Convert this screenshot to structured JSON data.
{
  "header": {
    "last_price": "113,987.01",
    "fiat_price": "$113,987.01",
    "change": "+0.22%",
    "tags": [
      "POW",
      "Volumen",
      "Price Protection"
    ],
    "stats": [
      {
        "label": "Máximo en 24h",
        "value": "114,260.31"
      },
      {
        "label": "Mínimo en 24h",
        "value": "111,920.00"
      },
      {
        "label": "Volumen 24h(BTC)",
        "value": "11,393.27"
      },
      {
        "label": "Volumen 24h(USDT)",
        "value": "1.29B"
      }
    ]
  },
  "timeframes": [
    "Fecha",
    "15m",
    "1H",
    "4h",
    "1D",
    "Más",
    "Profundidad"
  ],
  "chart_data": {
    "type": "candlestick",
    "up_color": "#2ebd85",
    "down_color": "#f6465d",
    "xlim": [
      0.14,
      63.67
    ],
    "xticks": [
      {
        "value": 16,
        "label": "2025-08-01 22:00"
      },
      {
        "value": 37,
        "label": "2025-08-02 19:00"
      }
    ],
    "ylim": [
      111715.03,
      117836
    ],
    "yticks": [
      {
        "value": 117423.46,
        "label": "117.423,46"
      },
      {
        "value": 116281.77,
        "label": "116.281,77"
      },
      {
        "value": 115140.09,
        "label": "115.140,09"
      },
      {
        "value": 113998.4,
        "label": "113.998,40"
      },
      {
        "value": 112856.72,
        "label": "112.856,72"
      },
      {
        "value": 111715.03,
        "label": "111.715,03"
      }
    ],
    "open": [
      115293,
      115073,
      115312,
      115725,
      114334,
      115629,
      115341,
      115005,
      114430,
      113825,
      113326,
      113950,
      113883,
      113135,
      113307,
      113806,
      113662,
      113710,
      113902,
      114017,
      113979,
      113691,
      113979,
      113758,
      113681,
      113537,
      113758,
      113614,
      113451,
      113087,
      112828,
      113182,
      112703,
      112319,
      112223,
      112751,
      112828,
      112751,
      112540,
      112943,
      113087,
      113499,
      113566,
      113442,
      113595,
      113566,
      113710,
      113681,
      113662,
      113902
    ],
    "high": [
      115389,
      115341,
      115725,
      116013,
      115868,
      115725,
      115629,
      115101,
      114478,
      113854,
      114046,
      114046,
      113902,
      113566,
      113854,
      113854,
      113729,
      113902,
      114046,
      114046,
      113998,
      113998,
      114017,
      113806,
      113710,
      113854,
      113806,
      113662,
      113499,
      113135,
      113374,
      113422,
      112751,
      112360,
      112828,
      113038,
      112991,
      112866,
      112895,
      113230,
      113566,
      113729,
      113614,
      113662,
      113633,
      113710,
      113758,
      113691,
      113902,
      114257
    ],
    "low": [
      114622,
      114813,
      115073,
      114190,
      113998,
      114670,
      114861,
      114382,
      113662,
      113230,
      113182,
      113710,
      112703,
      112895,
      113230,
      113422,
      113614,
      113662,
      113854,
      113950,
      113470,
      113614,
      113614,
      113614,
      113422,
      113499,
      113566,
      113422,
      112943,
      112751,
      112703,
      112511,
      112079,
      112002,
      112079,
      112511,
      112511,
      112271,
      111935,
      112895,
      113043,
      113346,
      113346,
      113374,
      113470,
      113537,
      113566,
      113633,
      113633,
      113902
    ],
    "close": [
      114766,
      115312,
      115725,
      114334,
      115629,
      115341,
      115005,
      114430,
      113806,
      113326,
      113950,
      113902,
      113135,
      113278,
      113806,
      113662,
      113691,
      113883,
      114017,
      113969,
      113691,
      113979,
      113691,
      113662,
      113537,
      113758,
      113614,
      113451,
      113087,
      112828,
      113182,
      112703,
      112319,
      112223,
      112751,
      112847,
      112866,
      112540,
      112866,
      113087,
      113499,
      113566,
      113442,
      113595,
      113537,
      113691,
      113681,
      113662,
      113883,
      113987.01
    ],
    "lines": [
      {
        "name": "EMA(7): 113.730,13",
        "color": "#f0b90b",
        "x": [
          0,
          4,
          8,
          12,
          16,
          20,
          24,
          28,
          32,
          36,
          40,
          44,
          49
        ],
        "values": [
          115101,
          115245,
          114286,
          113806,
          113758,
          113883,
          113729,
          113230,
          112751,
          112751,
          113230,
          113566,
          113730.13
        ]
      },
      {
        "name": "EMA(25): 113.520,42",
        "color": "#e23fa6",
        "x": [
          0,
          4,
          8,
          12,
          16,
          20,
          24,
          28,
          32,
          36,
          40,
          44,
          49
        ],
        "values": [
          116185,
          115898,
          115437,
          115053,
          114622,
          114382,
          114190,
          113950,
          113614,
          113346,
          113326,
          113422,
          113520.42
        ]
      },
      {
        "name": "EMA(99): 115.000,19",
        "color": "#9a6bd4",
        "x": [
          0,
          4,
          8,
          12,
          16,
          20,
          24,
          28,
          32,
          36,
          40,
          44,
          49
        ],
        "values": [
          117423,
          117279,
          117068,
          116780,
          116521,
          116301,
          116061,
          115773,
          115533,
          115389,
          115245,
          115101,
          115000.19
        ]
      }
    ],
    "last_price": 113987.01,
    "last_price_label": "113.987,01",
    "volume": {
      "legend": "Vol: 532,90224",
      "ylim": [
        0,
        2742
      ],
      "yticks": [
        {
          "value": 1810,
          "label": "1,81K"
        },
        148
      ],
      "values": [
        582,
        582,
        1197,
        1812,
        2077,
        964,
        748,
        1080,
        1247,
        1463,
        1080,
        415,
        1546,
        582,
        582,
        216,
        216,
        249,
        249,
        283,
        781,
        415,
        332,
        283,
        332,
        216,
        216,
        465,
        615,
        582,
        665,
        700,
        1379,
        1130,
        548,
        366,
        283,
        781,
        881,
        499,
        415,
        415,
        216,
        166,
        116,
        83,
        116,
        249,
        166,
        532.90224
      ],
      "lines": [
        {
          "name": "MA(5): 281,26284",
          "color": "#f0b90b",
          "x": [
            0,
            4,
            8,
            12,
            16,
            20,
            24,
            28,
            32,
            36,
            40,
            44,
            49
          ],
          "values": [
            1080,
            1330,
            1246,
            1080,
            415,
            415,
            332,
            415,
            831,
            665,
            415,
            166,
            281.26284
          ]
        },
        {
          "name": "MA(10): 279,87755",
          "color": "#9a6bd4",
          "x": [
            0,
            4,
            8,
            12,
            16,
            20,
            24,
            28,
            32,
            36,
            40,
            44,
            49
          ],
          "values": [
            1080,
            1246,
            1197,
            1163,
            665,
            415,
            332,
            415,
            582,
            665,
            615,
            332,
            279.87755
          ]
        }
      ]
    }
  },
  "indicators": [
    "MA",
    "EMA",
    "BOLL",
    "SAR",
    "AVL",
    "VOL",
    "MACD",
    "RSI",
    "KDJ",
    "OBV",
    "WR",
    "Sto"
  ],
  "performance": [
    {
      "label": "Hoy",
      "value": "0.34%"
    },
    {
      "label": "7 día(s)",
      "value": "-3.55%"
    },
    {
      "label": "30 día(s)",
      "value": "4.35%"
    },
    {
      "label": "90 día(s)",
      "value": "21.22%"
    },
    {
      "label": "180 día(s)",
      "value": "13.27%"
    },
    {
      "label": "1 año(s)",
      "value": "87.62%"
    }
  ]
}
# # #
### WRITTEN TASK
Repeat the material above in full, quoting it exactly.

### WRITTEN SOLUTION
Convert this screenshot to structured JSON data.
{
  "header": {
    "last_price": "113,987.01",
    "fiat_price": "$113,987.01",
    "change": "+0.22%",
    "tags": [
      "POW",
      "Volumen",
      "Price Protection"
    ],
    "stats": [
      {
        "label": "Máximo en 24h",
        "value": "114,260.31"
      },
      {
        "label": "Mínimo en 24h",
        "value": "111,920.00"
      },
      {
        "label": "Volumen 24h(BTC)",
        "value": "11,393.27"
      },
      {
        "label": "Volumen 24h(USDT)",
        "value": "1.29B"
      }
    ]
  },
  "timeframes": [
    "Fecha",
    "15m",
    "1H",
    "4h",
    "1D",
    "Más",
    "Profundidad"
  ],
  "chart_data": {
    "type": "candlestick",
    "up_color": "#2ebd85",
    "down_color": "#f6465d",
    "xlim": [
      0.14,
      63.67
    ],
    "xticks": [
      {
        "value": 16,
        "label": "2025-08-01 22:00"
      },
      {
        "value": 37,
        "label": "2025-08-02 19:00"
      }
    ],
    "ylim": [
      111715.03,
      117836
    ],
    "yticks": [
      {
        "value": 117423.46,
        "label": "117.423,46"
      },
      {
        "value": 116281.77,
        "label": "116.281,77"
      },
      {
        "value": 115140.09,
        "label": "115.140,09"
      },
      {
        "value": 113998.4,
        "label": "113.998,40"
      },
      {
        "value": 112856.72,
        "label": "112.856,72"
      },
      {
        "value": 111715.03,
        "label": "111.715,03"
      }
    ],
    "open": [
      115293,
      115073,
      115312,
      115725,
      114334,
      115629,
      115341,
      115005,
      114430,
      113825,
      113326,
      113950,
      113883,
      113135,
      113307,
      113806,
      113662,
      113710,
      113902,
      114017,
      113979,
      113691,
      113979,
      113758,
      113681,
      113537,
      113758,
      113614,
      113451,
      113087,
      112828,
      113182,
      112703,
      112319,
      112223,
      112751,
      112828,
      112751,
      112540,
      112943,
      113087,
      113499,
      113566,
      113442,
      113595,
      113566,
      113710,
      113681,
      113662,
      113902
    ],
    "high": [
      115389,
      115341,
      115725,
      116013,
      115868,
      115725,
      115629,
      115101,
      114478,
      113854,
      114046,
      114046,
      113902,
      113566,
      113854,
      113854,
      113729,
      113902,
      114046,
      114046,
      113998,
      113998,
      114017,
      113806,
      113710,
      113854,
      113806,
      113662,
      113499,
      113135,
      113374,
      113422,
      112751,
      112360,
      112828,
      113038,
      112991,
      112866,
      112895,
      113230,
      113566,
      113729,
      113614,
      113662,
      113633,
      113710,
      113758,
      113691,
      113902,
      114257
    ],
    "low": [
      114622,
      114813,
      115073,
      114190,
      113998,
      114670,
      114861,
      114382,
      113662,
      113230,
      113182,
      113710,
      112703,
      112895,
      113230,
      113422,
      113614,
      113662,
      113854,
      113950,
      113470,
      113614,
      113614,
      113614,
      113422,
      113499,
      113566,
      113422,
      112943,
      112751,
      112703,
      112511,
      112079,
      112002,
      112079,
      112511,
      112511,
      112271,
      111935,
      112895,
      113043,
      113346,
      113346,
      113374,
      113470,
      113537,
      113566,
      113633,
      113633,
      113902
    ],
    "close": [
      114766,
      115312,
      115725,
      114334,
      115629,
      115341,
      115005,
      114430,
      113806,
      113326,
      113950,
      113902,
      113135,
      113278,
      113806,
      113662,
      113691,
      113883,
      114017,
      113969,
      113691,
      113979,
      113691,
      113662,
      113537,
      113758,
      113614,
      113451,
      113087,
      112828,
      113182,
      112703,
      112319,
      112223,
      112751,
      112847,
      112866,
      112540,
      112866,
      113087,
      113499,
      113566,
      113442,
      113595,
      113537,
      113691,
      113681,
      113662,
      113883,
      113987.01
    ],
    "lines": [
      {
        "name": "EMA(7): 113.730,13",
        "color": "#f0b90b",
        "x": [
          0,
          4,
          8,
          12,
          16,
          20,
          24,
          28,
          32,
          36,
          40,
          44,
          49
        ],
        "values": [
          115101,
          115245,
          114286,
          113806,
          113758,
          113883,
          113729,
          113230,
          112751,
          112751,
          113230,
          113566,
          113730.13
        ]
      },
      {
        "name": "EMA(25): 113.520,42",
        "color": "#e23fa6",
        "x": [
          0,
          4,
          8,
          12,
          16,
          20,
          24,
          28,
          32,
          36,
          40,
          44,
          49
        ],
        "values": [
          116185,
          115898,
          115437,
          115053,
          114622,
          114382,
          114190,
          113950,
          113614,
          113346,
          113326,
          113422,
          113520.42
        ]
      },
      {
        "name": "EMA(99): 115.000,19",
        "color": "#9a6bd4",
        "x": [
          0,
          4,
          8,
          12,
          16,
          20,
          24,
          28,
          32,
          36,
          40,
          44,
          49
        ],
        "values": [
          117423,
          117279,
          117068,
          116780,
          116521,
          116301,
          116061,
          115773,
          115533,
          115389,
          115245,
          115101,
          115000.19
        ]
      }
    ],
    "last_price": 113987.01,
    "last_price_label": "113.987,01",
    "volume": {
      "legend": "Vol: 532,90224",
      "ylim": [
        0,
        2742
      ],
      "yticks": [
        {
          "value": 1810,
          "label": "1,81K"
        },
        148
      ],
      "values": [
        582,
        582,
        1197,
        1812,
        2077,
        964,
        748,
        1080,
        1247,
        1463,
        1080,
        415,
        1546,
        582,
        582,
        216,
        216,
        249,
        249,
        283,
        781,
        415,
        332,
        283,
        332,
        216,
        216,
        465,
        615,
        582,
        665,
        700,
        1379,
        1130,
        548,
        366,
        283,
        781,
        881,
        499,
        415,
        415,
        216,
        166,
        116,
        83,
        116,
        249,
        166,
        532.90224
      ],
      "lines": [
        {
          "name": "MA(5): 281,26284",
          "color": "#f0b90b",
          "x": [
            0,
            4,
            8,
            12,
            16,
            20,
            24,
            28,
            32,
            36,
            40,
            44,
            49
          ],
          "values": [
            1080,
            1330,
            1246,
            1080,
            415,
            415,
            332,
            415,
            831,
            665,
            415,
            166,
            281.26284
          ]
        },
        {
          "name": "MA(10): 279,87755",
          "color": "#9a6bd4",
          "x": [
            0,
            4,
            8,
            12,
            16,
            20,
            24,
            28,
            32,
            36,
            40,
            44,
            49
          ],
          "values": [
            1080,
            1246,
            1197,
            1163,
            665,
            415,
            332,
            415,
            582,
            665,
            615,
            332,
            279.87755
          ]
        }
      ]
    }
  },
  "indicators": [
    "MA",
    "EMA",
    "BOLL",
    "SAR",
    "AVL",
    "VOL",
    "MACD",
    "RSI",
    "KDJ",
    "OBV",
    "WR",
    "Sto"
  ],
  "performance": [
    {
      "label": "Hoy",
      "value": "0.34%"
    },
    {
      "label": "7 día(s)",
      "value": "-3.55%"
    },
    {
      "label": "30 día(s)",
      "value": "4.35%"
    },
    {
      "label": "90 día(s)",
      "value": "21.22%"
    },
    {
      "label": "180 día(s)",
      "value": "13.27%"
    },
    {
      "label": "1 año(s)",
      "value": "87.62%"
    }
  ]
}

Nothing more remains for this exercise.